• _Tugas yang Dikerjakan_:
Keluarkan ulang setiap baris dari seluruh butir di bawah ini tanpa mengubah satu karakter pun. Gambar tidak perlu disertakan dalam keluaran.

Butir dari sebuah koleksi
..............................

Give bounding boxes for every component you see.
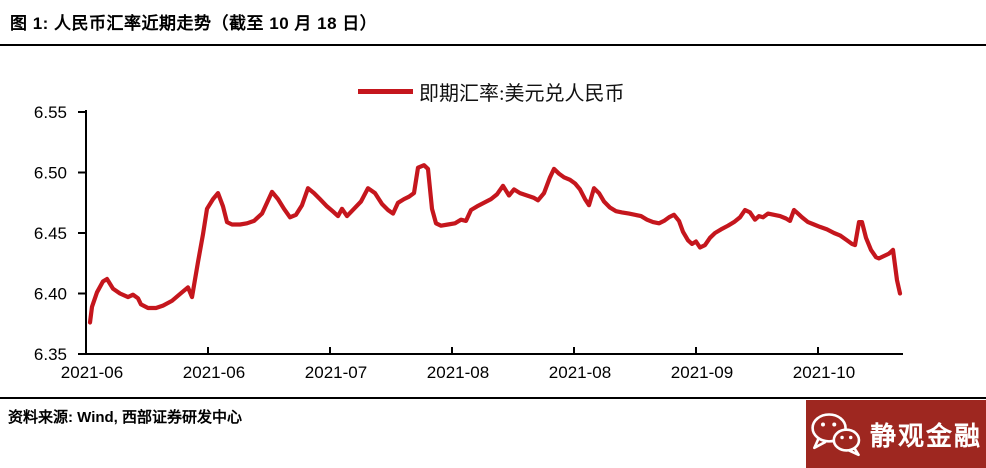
wechat-icon	[811, 413, 861, 457]
y-tick-label: 6.55	[34, 103, 67, 122]
figure-title: 图 1: 人民币汇率近期走势（截至 10 月 18 日）	[10, 14, 378, 33]
y-tick-label: 6.45	[34, 224, 67, 243]
x-tick-label: 2021-07	[305, 363, 367, 382]
x-tick-label: 2021-10	[793, 363, 855, 382]
y-tick-label: 6.40	[34, 285, 67, 304]
x-tick-label: 2021-06	[61, 363, 123, 382]
x-tick-label: 2021-06	[183, 363, 245, 382]
y-tick-label: 6.35	[34, 345, 67, 364]
wechat-banner: 静观金融	[806, 400, 986, 468]
legend-line-swatch	[358, 88, 413, 94]
chart-legend: 即期汇率:美元兑人民币	[358, 78, 625, 105]
bottom-divider	[0, 397, 986, 399]
series-line	[87, 163, 903, 325]
top-divider	[0, 44, 986, 46]
logo-text: 静观金融	[869, 420, 982, 451]
x-tick-label: 2021-09	[671, 363, 733, 382]
x-tick-label: 2021-08	[427, 363, 489, 382]
y-tick-label: 6.50	[34, 164, 67, 183]
x-tick-label: 2021-08	[549, 363, 611, 382]
source-note: 资料来源: Wind, 西部证券研发中心	[8, 409, 243, 426]
legend-label: 即期汇率:美元兑人民币	[419, 82, 625, 105]
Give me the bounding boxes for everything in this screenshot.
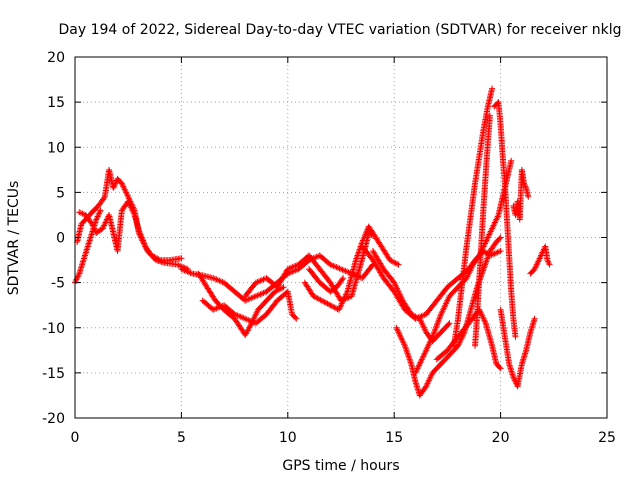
data-point bbox=[531, 315, 538, 322]
series-track-i bbox=[306, 266, 347, 295]
data-point bbox=[293, 315, 300, 322]
data-point bbox=[140, 237, 147, 244]
x-axis-label: GPS time / hours bbox=[282, 458, 399, 474]
data-point bbox=[546, 261, 553, 268]
x-tick-label: 15 bbox=[385, 430, 403, 446]
data-point bbox=[394, 260, 401, 267]
series-track-h bbox=[301, 223, 402, 313]
data-point bbox=[497, 234, 504, 241]
data-point bbox=[405, 353, 412, 360]
data-point bbox=[525, 193, 532, 200]
series-track-f bbox=[199, 288, 300, 327]
data-point bbox=[403, 348, 410, 355]
data-point bbox=[406, 356, 413, 363]
series-track-d bbox=[178, 252, 376, 304]
series-track-k bbox=[369, 248, 453, 345]
data-point bbox=[508, 157, 515, 164]
chart-title: Day 194 of 2022, Sidereal Day-to-day VTE… bbox=[59, 22, 622, 38]
data-point bbox=[142, 243, 149, 250]
data-point bbox=[405, 351, 412, 358]
data-point bbox=[497, 248, 504, 255]
data-point bbox=[496, 235, 503, 242]
series-track-r bbox=[497, 306, 538, 390]
x-tick-label: 20 bbox=[492, 430, 510, 446]
data-point bbox=[446, 320, 453, 327]
data-point bbox=[141, 242, 148, 249]
data-point bbox=[497, 365, 504, 372]
x-tick-label: 0 bbox=[71, 430, 80, 446]
series-track-c bbox=[72, 207, 104, 286]
data-point bbox=[484, 255, 491, 262]
data-point bbox=[352, 257, 359, 264]
y-axis-ticks: -20 -15 -10 -5 0 5 10 15 20 bbox=[42, 50, 607, 427]
data-point bbox=[486, 112, 493, 119]
data-point bbox=[395, 261, 402, 268]
data-point bbox=[339, 276, 346, 283]
data-point bbox=[136, 228, 143, 235]
data-point bbox=[406, 354, 413, 361]
y-tick-label: -10 bbox=[42, 321, 65, 337]
data-point bbox=[100, 195, 107, 202]
data-point bbox=[445, 321, 452, 328]
y-tick-label: 5 bbox=[56, 185, 65, 201]
data-point bbox=[292, 314, 299, 321]
x-tick-label: 25 bbox=[598, 430, 616, 446]
data-point bbox=[178, 255, 185, 262]
data-point bbox=[138, 234, 145, 241]
data-point bbox=[137, 230, 144, 237]
series-track-p bbox=[433, 306, 504, 372]
data-point bbox=[135, 227, 142, 234]
data-point bbox=[407, 359, 414, 366]
data-point bbox=[353, 254, 360, 261]
data-point bbox=[355, 251, 362, 258]
data-point bbox=[496, 364, 503, 371]
series-track-a bbox=[74, 166, 185, 264]
data-marks bbox=[72, 85, 553, 399]
y-tick-label: 10 bbox=[47, 140, 65, 156]
data-point bbox=[404, 350, 411, 357]
data-point bbox=[489, 85, 496, 92]
data-point bbox=[512, 333, 519, 340]
y-tick-label: -5 bbox=[51, 276, 65, 292]
data-point bbox=[353, 255, 360, 262]
x-tick-label: 10 bbox=[279, 430, 297, 446]
data-point bbox=[355, 249, 362, 256]
y-tick-label: 15 bbox=[47, 95, 65, 111]
data-point bbox=[403, 347, 410, 354]
y-tick-label: -15 bbox=[42, 366, 65, 382]
series-track-e bbox=[195, 270, 287, 338]
data-point bbox=[143, 245, 150, 252]
data-point bbox=[280, 284, 287, 291]
grid bbox=[75, 57, 607, 418]
data-point bbox=[483, 257, 490, 264]
series-track-b bbox=[76, 198, 191, 273]
series-track-q bbox=[491, 99, 519, 340]
y-tick-label: 0 bbox=[56, 231, 65, 247]
data-point bbox=[97, 207, 104, 214]
data-point bbox=[138, 233, 145, 240]
data-point bbox=[340, 275, 347, 282]
data-point bbox=[79, 210, 86, 217]
data-point bbox=[356, 248, 363, 255]
series-track-s bbox=[510, 166, 532, 223]
y-tick-label: -20 bbox=[42, 411, 65, 427]
data-point bbox=[407, 357, 414, 364]
y-axis-label: SDTVAR / TECUs bbox=[6, 181, 22, 296]
data-point bbox=[279, 284, 286, 291]
data-point bbox=[140, 239, 147, 246]
x-tick-label: 5 bbox=[177, 430, 186, 446]
data-point bbox=[545, 258, 552, 265]
data-point bbox=[137, 231, 144, 238]
y-tick-label: 20 bbox=[47, 50, 65, 66]
data-point bbox=[141, 240, 148, 247]
data-point bbox=[483, 258, 490, 265]
series-track-n bbox=[450, 85, 496, 349]
x-axis-ticks: 0 5 10 15 20 25 bbox=[71, 57, 616, 446]
series-track-t bbox=[527, 243, 553, 277]
data-point bbox=[139, 236, 146, 243]
data-point bbox=[482, 260, 489, 267]
data-point bbox=[354, 252, 361, 259]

..............................

• _Hasil Tugas_:
Give bounding boxes for every component you see.
wechat-icon	[811, 413, 861, 457]
y-tick-label: 6.55	[34, 103, 67, 122]
figure-title: 图 1: 人民币汇率近期走势（截至 10 月 18 日）	[10, 14, 378, 33]
y-tick-label: 6.45	[34, 224, 67, 243]
x-tick-label: 2021-07	[305, 363, 367, 382]
x-tick-label: 2021-10	[793, 363, 855, 382]
y-tick-label: 6.40	[34, 285, 67, 304]
x-tick-label: 2021-06	[61, 363, 123, 382]
x-tick-label: 2021-06	[183, 363, 245, 382]
y-tick-label: 6.35	[34, 345, 67, 364]
wechat-banner: 静观金融	[806, 400, 986, 468]
legend-line-swatch	[358, 88, 413, 94]
chart-legend: 即期汇率:美元兑人民币	[358, 78, 625, 105]
bottom-divider	[0, 397, 986, 399]
series-line	[87, 163, 903, 325]
top-divider	[0, 44, 986, 46]
logo-text: 静观金融	[869, 420, 982, 451]
x-tick-label: 2021-09	[671, 363, 733, 382]
x-tick-label: 2021-08	[427, 363, 489, 382]
y-tick-label: 6.50	[34, 164, 67, 183]
x-tick-label: 2021-08	[549, 363, 611, 382]
source-note: 资料来源: Wind, 西部证券研发中心	[8, 409, 243, 426]
legend-label: 即期汇率:美元兑人民币	[419, 82, 625, 105]
Give me the bounding boxes for everything in this screenshot.
data-point bbox=[531, 315, 538, 322]
series-track-i bbox=[306, 266, 347, 295]
data-point bbox=[293, 315, 300, 322]
data-point bbox=[140, 237, 147, 244]
x-axis-label: GPS time / hours bbox=[282, 458, 399, 474]
data-point bbox=[546, 261, 553, 268]
x-tick-label: 15 bbox=[385, 430, 403, 446]
data-point bbox=[394, 260, 401, 267]
series-track-h bbox=[301, 223, 402, 313]
data-point bbox=[497, 234, 504, 241]
data-point bbox=[405, 353, 412, 360]
data-point bbox=[525, 193, 532, 200]
series-track-f bbox=[199, 288, 300, 327]
data-point bbox=[403, 348, 410, 355]
data-point bbox=[406, 356, 413, 363]
series-track-d bbox=[178, 252, 376, 304]
series-track-k bbox=[369, 248, 453, 345]
data-point bbox=[508, 157, 515, 164]
chart-title: Day 194 of 2022, Sidereal Day-to-day VTE… bbox=[59, 22, 622, 38]
data-point bbox=[142, 243, 149, 250]
data-point bbox=[405, 351, 412, 358]
data-point bbox=[497, 248, 504, 255]
data-point bbox=[496, 235, 503, 242]
series-track-r bbox=[497, 306, 538, 390]
x-tick-label: 20 bbox=[492, 430, 510, 446]
data-point bbox=[446, 320, 453, 327]
data-point bbox=[141, 242, 148, 249]
data-point bbox=[497, 365, 504, 372]
x-tick-label: 0 bbox=[71, 430, 80, 446]
series-track-c bbox=[72, 207, 104, 286]
data-point bbox=[484, 255, 491, 262]
data-point bbox=[352, 257, 359, 264]
y-axis-ticks: -20 -15 -10 -5 0 5 10 15 20 bbox=[42, 50, 607, 427]
data-point bbox=[486, 112, 493, 119]
data-point bbox=[395, 261, 402, 268]
data-point bbox=[339, 276, 346, 283]
data-point bbox=[136, 228, 143, 235]
data-point bbox=[406, 354, 413, 361]
y-tick-label: -10 bbox=[42, 321, 65, 337]
data-point bbox=[100, 195, 107, 202]
data-point bbox=[445, 321, 452, 328]
y-tick-label: 5 bbox=[56, 185, 65, 201]
data-point bbox=[292, 314, 299, 321]
x-tick-label: 25 bbox=[598, 430, 616, 446]
data-point bbox=[178, 255, 185, 262]
data-point bbox=[138, 234, 145, 241]
data-point bbox=[137, 230, 144, 237]
series-track-p bbox=[433, 306, 504, 372]
data-point bbox=[135, 227, 142, 234]
data-point bbox=[407, 359, 414, 366]
data-point bbox=[353, 254, 360, 261]
data-point bbox=[355, 251, 362, 258]
data-point bbox=[496, 364, 503, 371]
series-track-a bbox=[74, 166, 185, 264]
data-marks bbox=[72, 85, 553, 399]
y-tick-label: 10 bbox=[47, 140, 65, 156]
data-point bbox=[404, 350, 411, 357]
data-point bbox=[489, 85, 496, 92]
data-point bbox=[512, 333, 519, 340]
y-tick-label: -5 bbox=[51, 276, 65, 292]
data-point bbox=[353, 255, 360, 262]
x-tick-label: 10 bbox=[279, 430, 297, 446]
data-point bbox=[355, 249, 362, 256]
y-tick-label: 15 bbox=[47, 95, 65, 111]
data-point bbox=[403, 347, 410, 354]
y-tick-label: -15 bbox=[42, 366, 65, 382]
series-track-e bbox=[195, 270, 287, 338]
data-point bbox=[143, 245, 150, 252]
data-point bbox=[280, 284, 287, 291]
grid bbox=[75, 57, 607, 418]
data-point bbox=[483, 257, 490, 264]
series-track-b bbox=[76, 198, 191, 273]
series-track-q bbox=[491, 99, 519, 340]
y-tick-label: 0 bbox=[56, 231, 65, 247]
data-point bbox=[97, 207, 104, 214]
data-point bbox=[138, 233, 145, 240]
data-point bbox=[340, 275, 347, 282]
data-point bbox=[79, 210, 86, 217]
data-point bbox=[356, 248, 363, 255]
series-track-s bbox=[510, 166, 532, 223]
y-tick-label: -20 bbox=[42, 411, 65, 427]
data-point bbox=[407, 357, 414, 364]
y-axis-label: SDTVAR / TECUs bbox=[6, 181, 22, 296]
data-point bbox=[279, 284, 286, 291]
data-point bbox=[140, 239, 147, 246]
x-tick-label: 5 bbox=[177, 430, 186, 446]
data-point bbox=[545, 258, 552, 265]
data-point bbox=[137, 231, 144, 238]
y-tick-label: 20 bbox=[47, 50, 65, 66]
data-point bbox=[141, 240, 148, 247]
data-point bbox=[483, 258, 490, 265]
series-track-n bbox=[450, 85, 496, 349]
x-axis-ticks: 0 5 10 15 20 25 bbox=[71, 57, 616, 446]
series-track-t bbox=[527, 243, 553, 277]
data-point bbox=[139, 236, 146, 243]
data-point bbox=[482, 260, 489, 267]
data-point bbox=[354, 252, 361, 259]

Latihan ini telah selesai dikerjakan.